- EXERCISE INPUT:
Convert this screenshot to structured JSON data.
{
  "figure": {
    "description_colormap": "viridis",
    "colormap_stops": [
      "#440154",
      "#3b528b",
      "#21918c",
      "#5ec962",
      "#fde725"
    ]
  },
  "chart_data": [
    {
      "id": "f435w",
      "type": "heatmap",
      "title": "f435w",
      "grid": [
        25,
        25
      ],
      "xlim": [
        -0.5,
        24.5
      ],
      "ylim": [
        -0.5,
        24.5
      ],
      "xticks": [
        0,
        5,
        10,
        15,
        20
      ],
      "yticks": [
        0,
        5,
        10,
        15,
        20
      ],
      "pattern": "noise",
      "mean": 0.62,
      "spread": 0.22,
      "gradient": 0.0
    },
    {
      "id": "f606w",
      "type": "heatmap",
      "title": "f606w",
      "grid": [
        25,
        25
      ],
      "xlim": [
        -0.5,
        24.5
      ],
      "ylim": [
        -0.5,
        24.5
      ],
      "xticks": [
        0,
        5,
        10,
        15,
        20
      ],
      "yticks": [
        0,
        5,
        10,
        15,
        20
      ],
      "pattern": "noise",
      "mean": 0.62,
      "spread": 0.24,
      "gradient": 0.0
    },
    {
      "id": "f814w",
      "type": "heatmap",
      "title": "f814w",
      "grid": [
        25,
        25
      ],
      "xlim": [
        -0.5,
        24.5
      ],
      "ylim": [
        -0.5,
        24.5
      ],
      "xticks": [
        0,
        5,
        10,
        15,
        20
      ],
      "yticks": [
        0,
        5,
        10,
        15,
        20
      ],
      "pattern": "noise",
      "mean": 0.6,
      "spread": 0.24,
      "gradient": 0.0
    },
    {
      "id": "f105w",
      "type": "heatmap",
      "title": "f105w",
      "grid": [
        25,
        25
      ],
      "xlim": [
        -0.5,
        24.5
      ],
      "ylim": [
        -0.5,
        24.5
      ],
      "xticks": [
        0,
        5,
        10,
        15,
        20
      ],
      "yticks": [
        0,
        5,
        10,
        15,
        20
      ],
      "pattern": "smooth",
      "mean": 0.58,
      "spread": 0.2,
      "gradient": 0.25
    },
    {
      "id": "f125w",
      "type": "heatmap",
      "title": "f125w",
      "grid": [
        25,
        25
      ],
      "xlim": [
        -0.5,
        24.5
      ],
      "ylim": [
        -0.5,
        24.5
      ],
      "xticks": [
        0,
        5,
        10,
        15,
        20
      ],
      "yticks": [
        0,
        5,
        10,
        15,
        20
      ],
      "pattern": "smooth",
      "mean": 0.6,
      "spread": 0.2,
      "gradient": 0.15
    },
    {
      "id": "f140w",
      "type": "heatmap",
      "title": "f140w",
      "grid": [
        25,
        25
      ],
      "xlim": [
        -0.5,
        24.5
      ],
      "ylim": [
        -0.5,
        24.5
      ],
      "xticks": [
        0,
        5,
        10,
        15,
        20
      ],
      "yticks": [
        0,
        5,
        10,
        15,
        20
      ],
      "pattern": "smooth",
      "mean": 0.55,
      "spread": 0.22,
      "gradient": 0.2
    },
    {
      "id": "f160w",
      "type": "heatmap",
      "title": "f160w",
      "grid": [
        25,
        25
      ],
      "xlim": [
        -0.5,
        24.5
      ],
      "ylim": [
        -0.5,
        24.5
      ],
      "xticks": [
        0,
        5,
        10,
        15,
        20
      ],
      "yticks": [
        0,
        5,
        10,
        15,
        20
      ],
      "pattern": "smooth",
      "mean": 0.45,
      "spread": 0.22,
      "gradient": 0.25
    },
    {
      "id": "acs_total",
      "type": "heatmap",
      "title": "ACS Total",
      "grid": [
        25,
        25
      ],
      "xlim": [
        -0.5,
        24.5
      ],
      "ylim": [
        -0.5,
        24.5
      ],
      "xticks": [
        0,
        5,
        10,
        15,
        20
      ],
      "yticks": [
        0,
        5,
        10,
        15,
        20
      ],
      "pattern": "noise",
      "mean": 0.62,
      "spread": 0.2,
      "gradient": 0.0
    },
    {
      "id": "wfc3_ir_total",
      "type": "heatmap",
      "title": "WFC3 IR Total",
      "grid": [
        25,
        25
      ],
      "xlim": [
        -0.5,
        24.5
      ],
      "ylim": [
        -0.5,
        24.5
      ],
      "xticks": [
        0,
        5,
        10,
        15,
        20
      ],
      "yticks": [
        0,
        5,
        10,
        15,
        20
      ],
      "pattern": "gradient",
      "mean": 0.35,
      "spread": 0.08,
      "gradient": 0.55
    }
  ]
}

- AIM: Reproduce each entry exactly, leaving out nothing.

- FULL SOLUTION:
Convert this screenshot to structured JSON data.
{
  "figure": {
    "description_colormap": "viridis",
    "colormap_stops": [
      "#440154",
      "#3b528b",
      "#21918c",
      "#5ec962",
      "#fde725"
    ]
  },
  "chart_data": [
    {
      "id": "f435w",
      "type": "heatmap",
      "title": "f435w",
      "grid": [
        25,
        25
      ],
      "xlim": [
        -0.5,
        24.5
      ],
      "ylim": [
        -0.5,
        24.5
      ],
      "xticks": [
        0,
        5,
        10,
        15,
        20
      ],
      "yticks": [
        0,
        5,
        10,
        15,
        20
      ],
      "pattern": "noise",
      "mean": 0.62,
      "spread": 0.22,
      "gradient": 0.0
    },
    {
      "id": "f606w",
      "type": "heatmap",
      "title": "f606w",
      "grid": [
        25,
        25
      ],
      "xlim": [
        -0.5,
        24.5
      ],
      "ylim": [
        -0.5,
        24.5
      ],
      "xticks": [
        0,
        5,
        10,
        15,
        20
      ],
      "yticks": [
        0,
        5,
        10,
        15,
        20
      ],
      "pattern": "noise",
      "mean": 0.62,
      "spread": 0.24,
      "gradient": 0.0
    },
    {
      "id": "f814w",
      "type": "heatmap",
      "title": "f814w",
      "grid": [
        25,
        25
      ],
      "xlim": [
        -0.5,
        24.5
      ],
      "ylim": [
        -0.5,
        24.5
      ],
      "xticks": [
        0,
        5,
        10,
        15,
        20
      ],
      "yticks": [
        0,
        5,
        10,
        15,
        20
      ],
      "pattern": "noise",
      "mean": 0.6,
      "spread": 0.24,
      "gradient": 0.0
    },
    {
      "id": "f105w",
      "type": "heatmap",
      "title": "f105w",
      "grid": [
        25,
        25
      ],
      "xlim": [
        -0.5,
        24.5
      ],
      "ylim": [
        -0.5,
        24.5
      ],
      "xticks": [
        0,
        5,
        10,
        15,
        20
      ],
      "yticks": [
        0,
        5,
        10,
        15,
        20
      ],
      "pattern": "smooth",
      "mean": 0.58,
      "spread": 0.2,
      "gradient": 0.25
    },
    {
      "id": "f125w",
      "type": "heatmap",
      "title": "f125w",
      "grid": [
        25,
        25
      ],
      "xlim": [
        -0.5,
        24.5
      ],
      "ylim": [
        -0.5,
        24.5
      ],
      "xticks": [
        0,
        5,
        10,
        15,
        20
      ],
      "yticks": [
        0,
        5,
        10,
        15,
        20
      ],
      "pattern": "smooth",
      "mean": 0.6,
      "spread": 0.2,
      "gradient": 0.15
    },
    {
      "id": "f140w",
      "type": "heatmap",
      "title": "f140w",
      "grid": [
        25,
        25
      ],
      "xlim": [
        -0.5,
        24.5
      ],
      "ylim": [
        -0.5,
        24.5
      ],
      "xticks": [
        0,
        5,
        10,
        15,
        20
      ],
      "yticks": [
        0,
        5,
        10,
        15,
        20
      ],
      "pattern": "smooth",
      "mean": 0.55,
      "spread": 0.22,
      "gradient": 0.2
    },
    {
      "id": "f160w",
      "type": "heatmap",
      "title": "f160w",
      "grid": [
        25,
        25
      ],
      "xlim": [
        -0.5,
        24.5
      ],
      "ylim": [
        -0.5,
        24.5
      ],
      "xticks": [
        0,
        5,
        10,
        15,
        20
      ],
      "yticks": [
        0,
        5,
        10,
        15,
        20
      ],
      "pattern": "smooth",
      "mean": 0.45,
      "spread": 0.22,
      "gradient": 0.25
    },
    {
      "id": "acs_total",
      "type": "heatmap",
      "title": "ACS Total",
      "grid": [
        25,
        25
      ],
      "xlim": [
        -0.5,
        24.5
      ],
      "ylim": [
        -0.5,
        24.5
      ],
      "xticks": [
        0,
        5,
        10,
        15,
        20
      ],
      "yticks": [
        0,
        5,
        10,
        15,
        20
      ],
      "pattern": "noise",
      "mean": 0.62,
      "spread": 0.2,
      "gradient": 0.0
    },
    {
      "id": "wfc3_ir_total",
      "type": "heatmap",
      "title": "WFC3 IR Total",
      "grid": [
        25,
        25
      ],
      "xlim": [
        -0.5,
        24.5
      ],
      "ylim": [
        -0.5,
        24.5
      ],
      "xticks": [
        0,
        5,
        10,
        15,
        20
      ],
      "yticks": [
        0,
        5,
        10,
        15,
        20
      ],
      "pattern": "gradient",
      "mean": 0.35,
      "spread": 0.08,
      "gradient": 0.55
    }
  ]
}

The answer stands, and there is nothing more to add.